[DESCRIPTION OF THE TASK] Answer with a single number: how many lines in the listing below include "name"?

[DATASET ROWS]
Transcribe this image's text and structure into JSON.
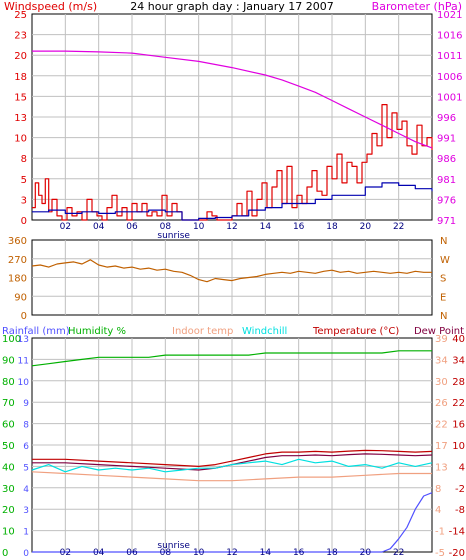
{
  "colors": {
    "windspeed": "#e00000",
    "windspeed_avg": "#0000b0",
    "barometer": "#e000e0",
    "direction": "#c06000",
    "rainfall": "#5050ff",
    "humidity": "#00b000",
    "indoor_temp": "#f0a080",
    "windchill": "#00e0e0",
    "temperature": "#c00000",
    "dew_point": "#800040",
    "sunrise": "#000080",
    "grid": "#c0c0c0",
    "frame": "#000000"
  },
  "chart_data": [
    {
      "type": "line",
      "title": "24 hour graph day : January 17 2007",
      "left_axis_label": "Windspeed (m/s)",
      "right_axis_label": "Barometer (hPa)",
      "x_ticks": [
        "02",
        "04",
        "06",
        "08",
        "10",
        "12",
        "14",
        "16",
        "18",
        "20",
        "22"
      ],
      "xlim": [
        0,
        24
      ],
      "annotation": "sunrise",
      "annotation_x": 8.5,
      "left_ticks": [
        "0",
        "3",
        "5",
        "8",
        "10",
        "13",
        "15",
        "18",
        "20",
        "23",
        "25"
      ],
      "left_lim": [
        0,
        25
      ],
      "right_ticks": [
        "971",
        "976",
        "981",
        "986",
        "991",
        "996",
        "1001",
        "1006",
        "1011",
        "1016",
        "1021"
      ],
      "right_lim": [
        971,
        1021
      ],
      "series": [
        {
          "name": "Windspeed",
          "axis": "left",
          "step": true,
          "color_key": "windspeed",
          "x": [
            0.0,
            0.2,
            0.4,
            0.6,
            0.8,
            1.0,
            1.2,
            1.5,
            1.8,
            2.1,
            2.4,
            2.7,
            3.0,
            3.3,
            3.6,
            3.9,
            4.2,
            4.5,
            4.8,
            5.1,
            5.4,
            5.7,
            6.0,
            6.3,
            6.6,
            6.9,
            7.2,
            7.5,
            7.8,
            8.1,
            8.4,
            8.7,
            9.0,
            9.3,
            9.6,
            9.9,
            10.2,
            10.5,
            10.8,
            11.1,
            11.4,
            11.7,
            12.0,
            12.3,
            12.6,
            12.9,
            13.2,
            13.5,
            13.8,
            14.1,
            14.4,
            14.7,
            15.0,
            15.3,
            15.6,
            15.9,
            16.2,
            16.5,
            16.8,
            17.1,
            17.4,
            17.7,
            18.0,
            18.3,
            18.6,
            18.9,
            19.2,
            19.5,
            19.8,
            20.1,
            20.4,
            20.7,
            21.0,
            21.3,
            21.6,
            21.9,
            22.2,
            22.5,
            22.8,
            23.1,
            23.4,
            23.7,
            24.0
          ],
          "y": [
            1.5,
            4.5,
            3.0,
            2.0,
            5.0,
            1.0,
            2.5,
            0.5,
            0.0,
            1.5,
            0.5,
            1.0,
            0.0,
            2.5,
            1.0,
            0.5,
            0.0,
            1.5,
            3.0,
            0.5,
            1.5,
            0.0,
            2.0,
            1.0,
            2.0,
            0.5,
            1.0,
            0.5,
            3.0,
            0.5,
            2.0,
            1.0,
            0.0,
            0.0,
            0.0,
            0.0,
            0.0,
            1.0,
            0.5,
            0.0,
            0.0,
            0.0,
            0.5,
            2.0,
            0.5,
            3.5,
            0.5,
            2.5,
            4.5,
            1.5,
            4.0,
            6.0,
            2.0,
            6.5,
            1.5,
            3.0,
            2.0,
            4.0,
            6.0,
            3.5,
            3.0,
            6.5,
            5.0,
            8.0,
            4.5,
            7.0,
            6.5,
            4.5,
            7.0,
            8.0,
            10.5,
            9.0,
            14.0,
            10.0,
            13.0,
            11.0,
            12.0,
            9.0,
            8.0,
            11.5,
            9.0,
            10.0,
            8.5
          ]
        },
        {
          "name": "Average windspeed",
          "axis": "left",
          "step": true,
          "color_key": "windspeed_avg",
          "x": [
            0.0,
            1.0,
            2.0,
            3.0,
            4.0,
            5.0,
            6.0,
            7.0,
            8.0,
            9.0,
            10.0,
            11.0,
            12.0,
            13.0,
            14.0,
            15.0,
            16.0,
            17.0,
            18.0,
            19.0,
            20.0,
            21.0,
            22.0,
            23.0,
            24.0
          ],
          "y": [
            1.0,
            1.2,
            0.8,
            1.0,
            0.8,
            1.0,
            1.0,
            1.2,
            1.0,
            0.0,
            0.2,
            0.3,
            0.5,
            1.2,
            1.5,
            2.0,
            2.0,
            2.5,
            3.0,
            3.0,
            4.0,
            4.5,
            4.2,
            3.8,
            3.5
          ]
        },
        {
          "name": "Barometer",
          "axis": "right",
          "step": false,
          "color_key": "barometer",
          "x": [
            0,
            2,
            4,
            6,
            8,
            10,
            12,
            14,
            15,
            16,
            17,
            18,
            19,
            20,
            21,
            22,
            23,
            24
          ],
          "y": [
            1012.0,
            1012.0,
            1011.8,
            1011.5,
            1010.5,
            1009.5,
            1008.0,
            1006.2,
            1005.0,
            1003.5,
            1002.0,
            1000.0,
            998.0,
            996.0,
            994.0,
            992.0,
            990.0,
            988.5
          ]
        }
      ]
    },
    {
      "type": "line",
      "left_ticks": [
        "360",
        "270",
        "180",
        "90",
        "0"
      ],
      "right_ticks": [
        "N",
        "W",
        "S",
        "E",
        "N"
      ],
      "ylim": [
        0,
        360
      ],
      "xlim": [
        0,
        24
      ],
      "series": [
        {
          "name": "Wind direction",
          "color_key": "direction",
          "x": [
            0,
            0.5,
            1,
            1.5,
            2,
            2.5,
            3,
            3.5,
            4,
            4.5,
            5,
            5.5,
            6,
            6.5,
            7,
            7.5,
            8,
            8.5,
            9,
            9.5,
            10,
            10.5,
            11,
            11.5,
            12,
            12.5,
            13,
            13.5,
            14,
            14.5,
            15,
            15.5,
            16,
            16.5,
            17,
            17.5,
            18,
            18.5,
            19,
            19.5,
            20,
            20.5,
            21,
            21.5,
            22,
            22.5,
            23,
            23.5,
            24
          ],
          "y": [
            235,
            240,
            230,
            245,
            250,
            255,
            245,
            265,
            240,
            230,
            235,
            225,
            230,
            220,
            225,
            215,
            220,
            210,
            205,
            190,
            170,
            160,
            175,
            170,
            165,
            175,
            180,
            185,
            195,
            200,
            205,
            200,
            210,
            205,
            200,
            210,
            215,
            205,
            210,
            200,
            205,
            210,
            205,
            200,
            205,
            200,
            210,
            205,
            205
          ]
        }
      ]
    },
    {
      "type": "line",
      "labels": [
        "Rainfall (mm)",
        "Humidity %",
        "Indoor temp",
        "Windchill",
        "Temperature (°C)",
        "Dew Point"
      ],
      "x_ticks": [
        "02",
        "04",
        "06",
        "08",
        "10",
        "12",
        "14",
        "16",
        "18",
        "20",
        "22"
      ],
      "xlim": [
        0,
        24
      ],
      "annotation": "sunrise",
      "annotation_x": 8.5,
      "rain_ticks": [
        "0",
        "1",
        "3",
        "4",
        "5",
        "6",
        "8",
        "9",
        "10",
        "11",
        "13"
      ],
      "rain_lim": [
        0,
        13
      ],
      "humidity_ticks": [
        "0",
        "10",
        "20",
        "30",
        "40",
        "50",
        "60",
        "70",
        "80",
        "90",
        "100"
      ],
      "humidity_lim": [
        0,
        100
      ],
      "temp_ticks_left": [
        "-5",
        "-1",
        "4",
        "8",
        "13",
        "17",
        "22",
        "26",
        "30",
        "34",
        "39"
      ],
      "temp_ticks_right": [
        "-20",
        "-14",
        "-8",
        "-2",
        "4",
        "10",
        "16",
        "22",
        "28",
        "34",
        "40"
      ],
      "temp_lim": [
        -20,
        40
      ],
      "series": [
        {
          "name": "Humidity",
          "axis": "humidity",
          "color_key": "humidity",
          "x": [
            0,
            1,
            2,
            3,
            4,
            5,
            6,
            7,
            8,
            9,
            10,
            11,
            12,
            13,
            14,
            15,
            16,
            17,
            18,
            19,
            20,
            21,
            22,
            23,
            24
          ],
          "y": [
            87,
            88,
            89,
            90,
            91,
            91,
            91,
            91,
            92,
            92,
            92,
            92,
            92,
            92,
            93,
            93,
            93,
            93,
            93,
            93,
            93,
            93,
            94,
            94,
            94
          ]
        },
        {
          "name": "Temperature",
          "axis": "temp",
          "color_key": "temperature",
          "x": [
            0,
            2,
            4,
            6,
            8,
            10,
            11,
            12,
            13,
            14,
            15,
            16,
            17,
            18,
            19,
            20,
            21,
            22,
            23,
            24
          ],
          "y": [
            6.0,
            6.0,
            5.5,
            5.0,
            4.5,
            4.0,
            4.5,
            5.5,
            6.5,
            7.5,
            8.0,
            8.0,
            8.2,
            8.0,
            8.3,
            8.5,
            8.4,
            8.2,
            8.0,
            8.2
          ]
        },
        {
          "name": "Dew Point",
          "axis": "temp",
          "color_key": "dew_point",
          "x": [
            0,
            2,
            4,
            6,
            8,
            10,
            11,
            12,
            13,
            14,
            15,
            16,
            17,
            18,
            19,
            20,
            21,
            22,
            23,
            24
          ],
          "y": [
            5.0,
            5.0,
            4.5,
            4.0,
            3.5,
            3.0,
            3.5,
            4.5,
            5.5,
            6.5,
            7.0,
            7.0,
            7.2,
            7.0,
            7.3,
            7.5,
            7.4,
            7.2,
            7.0,
            7.2
          ]
        },
        {
          "name": "Windchill",
          "axis": "temp",
          "color_key": "windchill",
          "x": [
            0,
            1,
            2,
            3,
            4,
            5,
            6,
            7,
            8,
            9,
            10,
            11,
            12,
            13,
            14,
            15,
            16,
            17,
            18,
            19,
            20,
            21,
            22,
            23,
            24
          ],
          "y": [
            3.0,
            4.5,
            2.5,
            4.0,
            3.0,
            3.5,
            3.0,
            3.5,
            2.5,
            3.0,
            3.5,
            3.5,
            4.5,
            5.0,
            5.5,
            4.5,
            6.0,
            5.0,
            5.5,
            4.0,
            4.5,
            3.5,
            5.0,
            4.0,
            5.0
          ]
        },
        {
          "name": "Indoor temp",
          "axis": "temp",
          "color_key": "indoor_temp",
          "x": [
            0,
            2,
            4,
            6,
            8,
            10,
            12,
            14,
            16,
            18,
            20,
            22,
            24
          ],
          "y": [
            2.5,
            2.0,
            1.5,
            1.0,
            0.5,
            0.0,
            0.0,
            0.5,
            1.0,
            1.0,
            1.5,
            2.0,
            2.0
          ]
        },
        {
          "name": "Rainfall",
          "axis": "rain",
          "color_key": "rainfall",
          "x": [
            0,
            21,
            21.5,
            22,
            22.5,
            23,
            23.5,
            24
          ],
          "y": [
            0,
            0,
            0.2,
            0.8,
            1.5,
            2.6,
            3.4,
            3.6
          ]
        }
      ]
    }
  ]
}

[THE COMPLETED TASK] 10